Rechercher dans ce blog

samedi 21 mai 2016

Le Krautrock #1 Les groupes

Avoir réduit la scène musicale allemande des seventies au Krautrock, littéralement "rock chou[croute]", peut sembler stupide. Ce serait comme intituler le rock anglais, "pudding rock" ou le rock US, "hamburger rock", ce qui n'aurait aucun sens, les concentrant dans un seul et unique genre ! Pourtant ce terme inventé par des journalistes britanniques, qui fut repris et utilisé par ses propres progatonistes, devint le terme communément usité pour nommer le rock allemand à l'époque et encore de nos jours. Si la presse rock anglaise et internationale a désigné par "krautrock" les groupes allemands apparus au début des années 1970, c'est surtout par référence au morceau du groupe Amon Düül I titré «Mama Düül und Ihre Sauerkrautband Spielt Auf» (Maman Duul et son groupe choucroute se lancent).

Alors que, courant des années 60, nombreux sont les musiciens britanniques à jouer dans les clubs rock de Hambourg, The Beatles en tête ou encore certains membres du futur Yes, aucun groupe local n'a l'originalité et l'inventivité de ses voisins anglais. On peut quand même citer The Rattles ou encore German Bonds, The Lords, The Blizzards et The Phantoms.
La situation évolue radicalement entre 1968 et 1970 alors que surgissent de nombreux groupes allemands aux personnalités originales développant leurs styles propres, face à une scène anglo-saxonne ultra prédominante.

L'ambiance musicale en Allemagne était alors constituée d'un mélange d'humour, d'engagements politiques, de revendications, de paranoïa, de mélancholie ou de persécution. Tous prônaient leur désir de liberté à travers des expérimentations les plus psychédéliques, le free-jazz, l'étrange, le monotone, l'usage des drogues, etc.

Comme en Grande-Bretagne ou aux USA, l'Allemagne possédait plusieurs scènes rock régionales, explorant divers styles musicaux.

※ ※ ※

Exercices:
a – Dans l'article sur le Krautrock, relevez tous les groupes locaux des années 60 que l'auteur dit pouvoir quand même citer.
b – Recopiez fidèlement le passage de l'article sur le Krautrock situé entre "La situation évolue" et "anglo-saxonne ultra prédominante.", ces deux extrémités comprises.
Les lignes qui viennent n'ont aucun rapport avec l'article sur le Krautrock.

※ ※ ※

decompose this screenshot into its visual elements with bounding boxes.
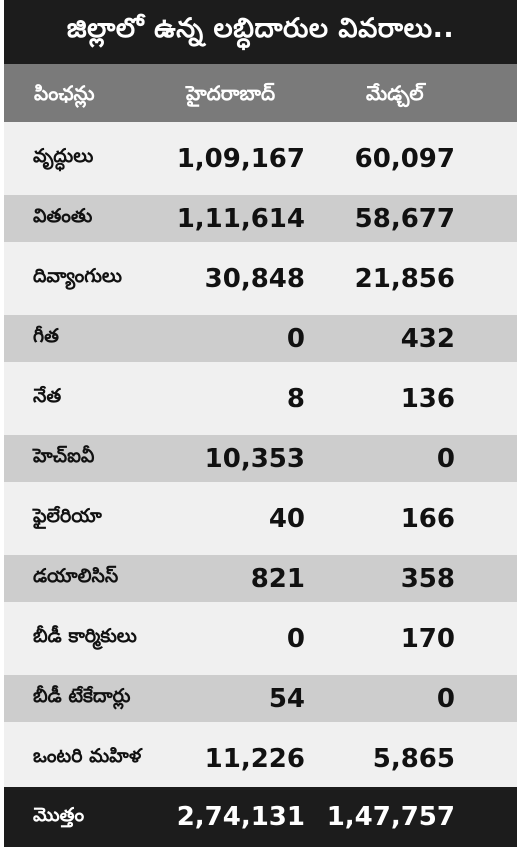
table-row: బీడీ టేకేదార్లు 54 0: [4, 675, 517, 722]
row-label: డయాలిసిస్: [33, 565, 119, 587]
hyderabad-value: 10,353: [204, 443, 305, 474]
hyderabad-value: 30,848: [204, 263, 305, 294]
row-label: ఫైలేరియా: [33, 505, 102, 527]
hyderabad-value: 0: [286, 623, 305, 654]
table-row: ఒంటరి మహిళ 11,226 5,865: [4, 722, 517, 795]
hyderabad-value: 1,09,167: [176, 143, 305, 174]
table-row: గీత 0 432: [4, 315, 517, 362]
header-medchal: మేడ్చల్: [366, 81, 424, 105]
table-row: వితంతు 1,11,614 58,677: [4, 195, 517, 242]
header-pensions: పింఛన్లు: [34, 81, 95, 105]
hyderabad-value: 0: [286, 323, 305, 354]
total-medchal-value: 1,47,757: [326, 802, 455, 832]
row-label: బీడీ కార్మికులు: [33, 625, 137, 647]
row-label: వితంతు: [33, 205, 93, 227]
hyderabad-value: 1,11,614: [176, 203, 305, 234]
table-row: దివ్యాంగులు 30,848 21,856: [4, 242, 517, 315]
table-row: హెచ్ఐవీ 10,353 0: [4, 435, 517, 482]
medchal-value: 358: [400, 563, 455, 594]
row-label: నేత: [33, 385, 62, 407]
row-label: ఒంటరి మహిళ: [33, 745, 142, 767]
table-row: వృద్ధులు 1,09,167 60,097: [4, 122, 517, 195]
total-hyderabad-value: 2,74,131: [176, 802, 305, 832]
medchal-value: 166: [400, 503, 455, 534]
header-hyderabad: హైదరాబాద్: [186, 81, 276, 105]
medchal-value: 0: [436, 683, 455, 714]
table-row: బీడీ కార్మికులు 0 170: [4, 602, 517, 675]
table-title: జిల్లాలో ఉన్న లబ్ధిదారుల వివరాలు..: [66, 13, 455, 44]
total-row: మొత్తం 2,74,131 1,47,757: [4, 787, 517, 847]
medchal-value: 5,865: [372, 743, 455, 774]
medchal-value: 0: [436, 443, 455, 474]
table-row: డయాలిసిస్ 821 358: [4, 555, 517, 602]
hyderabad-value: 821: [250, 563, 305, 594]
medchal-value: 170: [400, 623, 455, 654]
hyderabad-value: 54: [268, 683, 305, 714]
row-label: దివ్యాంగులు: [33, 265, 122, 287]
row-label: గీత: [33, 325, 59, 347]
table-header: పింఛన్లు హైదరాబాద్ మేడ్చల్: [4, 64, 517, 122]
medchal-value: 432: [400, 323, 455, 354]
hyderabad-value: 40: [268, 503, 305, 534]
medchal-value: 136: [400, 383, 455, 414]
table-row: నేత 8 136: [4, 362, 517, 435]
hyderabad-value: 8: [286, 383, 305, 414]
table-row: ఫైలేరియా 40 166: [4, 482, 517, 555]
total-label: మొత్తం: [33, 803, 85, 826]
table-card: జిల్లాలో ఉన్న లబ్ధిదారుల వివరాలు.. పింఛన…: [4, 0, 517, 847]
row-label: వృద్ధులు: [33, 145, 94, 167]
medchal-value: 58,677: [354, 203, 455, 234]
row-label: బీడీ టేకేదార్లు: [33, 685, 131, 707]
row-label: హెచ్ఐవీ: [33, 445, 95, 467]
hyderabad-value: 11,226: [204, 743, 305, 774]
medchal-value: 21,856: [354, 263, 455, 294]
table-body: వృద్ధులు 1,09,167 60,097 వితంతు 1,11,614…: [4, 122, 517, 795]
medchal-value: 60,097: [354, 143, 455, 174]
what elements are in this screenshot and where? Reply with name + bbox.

※ ※ ※

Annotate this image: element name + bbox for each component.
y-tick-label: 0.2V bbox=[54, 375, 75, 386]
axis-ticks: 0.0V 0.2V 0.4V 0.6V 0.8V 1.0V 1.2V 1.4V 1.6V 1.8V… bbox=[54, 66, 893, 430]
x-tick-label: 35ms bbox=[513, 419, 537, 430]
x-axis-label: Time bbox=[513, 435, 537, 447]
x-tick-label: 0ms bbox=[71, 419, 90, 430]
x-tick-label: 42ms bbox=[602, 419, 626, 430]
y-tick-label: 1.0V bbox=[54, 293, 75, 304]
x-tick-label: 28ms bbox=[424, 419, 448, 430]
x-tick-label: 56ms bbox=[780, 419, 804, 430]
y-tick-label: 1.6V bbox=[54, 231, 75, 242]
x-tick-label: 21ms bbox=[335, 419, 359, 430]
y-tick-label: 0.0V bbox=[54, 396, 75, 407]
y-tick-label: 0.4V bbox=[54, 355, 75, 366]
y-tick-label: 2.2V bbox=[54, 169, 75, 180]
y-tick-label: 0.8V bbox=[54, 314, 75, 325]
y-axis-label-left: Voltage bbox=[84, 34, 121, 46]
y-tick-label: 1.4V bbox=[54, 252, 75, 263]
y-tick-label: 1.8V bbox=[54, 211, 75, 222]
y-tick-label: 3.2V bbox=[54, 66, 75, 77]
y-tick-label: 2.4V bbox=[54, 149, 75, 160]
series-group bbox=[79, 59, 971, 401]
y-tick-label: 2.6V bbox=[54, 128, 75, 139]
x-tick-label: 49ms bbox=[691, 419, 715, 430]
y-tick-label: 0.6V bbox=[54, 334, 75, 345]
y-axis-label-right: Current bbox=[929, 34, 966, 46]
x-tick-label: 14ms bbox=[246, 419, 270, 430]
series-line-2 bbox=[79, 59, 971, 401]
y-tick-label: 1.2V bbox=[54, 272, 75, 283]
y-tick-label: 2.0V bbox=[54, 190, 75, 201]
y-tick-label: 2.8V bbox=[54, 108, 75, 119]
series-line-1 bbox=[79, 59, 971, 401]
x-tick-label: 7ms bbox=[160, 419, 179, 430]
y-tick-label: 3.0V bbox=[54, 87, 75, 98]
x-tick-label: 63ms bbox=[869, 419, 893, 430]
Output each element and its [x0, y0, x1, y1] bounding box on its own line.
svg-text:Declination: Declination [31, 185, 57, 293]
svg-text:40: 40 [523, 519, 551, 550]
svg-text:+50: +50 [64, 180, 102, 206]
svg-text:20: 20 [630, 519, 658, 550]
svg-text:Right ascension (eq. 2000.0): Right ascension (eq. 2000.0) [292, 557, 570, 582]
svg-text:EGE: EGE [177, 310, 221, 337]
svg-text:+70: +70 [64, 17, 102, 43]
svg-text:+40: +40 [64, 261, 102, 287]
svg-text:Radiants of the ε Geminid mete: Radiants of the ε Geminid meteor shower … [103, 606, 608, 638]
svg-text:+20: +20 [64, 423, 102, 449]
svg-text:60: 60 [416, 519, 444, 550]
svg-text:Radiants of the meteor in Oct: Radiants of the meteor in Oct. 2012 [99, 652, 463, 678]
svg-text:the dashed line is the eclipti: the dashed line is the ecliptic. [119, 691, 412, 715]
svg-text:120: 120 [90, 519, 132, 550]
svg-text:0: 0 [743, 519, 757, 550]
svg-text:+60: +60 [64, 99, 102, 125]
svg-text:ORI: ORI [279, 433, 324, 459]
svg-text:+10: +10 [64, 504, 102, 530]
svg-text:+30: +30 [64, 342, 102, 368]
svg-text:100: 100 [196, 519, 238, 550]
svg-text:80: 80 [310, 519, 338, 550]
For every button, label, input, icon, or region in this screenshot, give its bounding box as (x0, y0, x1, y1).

※ ※ ※

Corrigés:
a – The Rattles, German Bonds, The Lords, The Blizzards, The Phantoms

b –
La situation évolue radicalement entre 1968 et 1970 alors que surgissent de nombreux groupes allemands aux personnalités originales développant leurs styles propres, face à une scène anglo-saxonne ultra prédominante.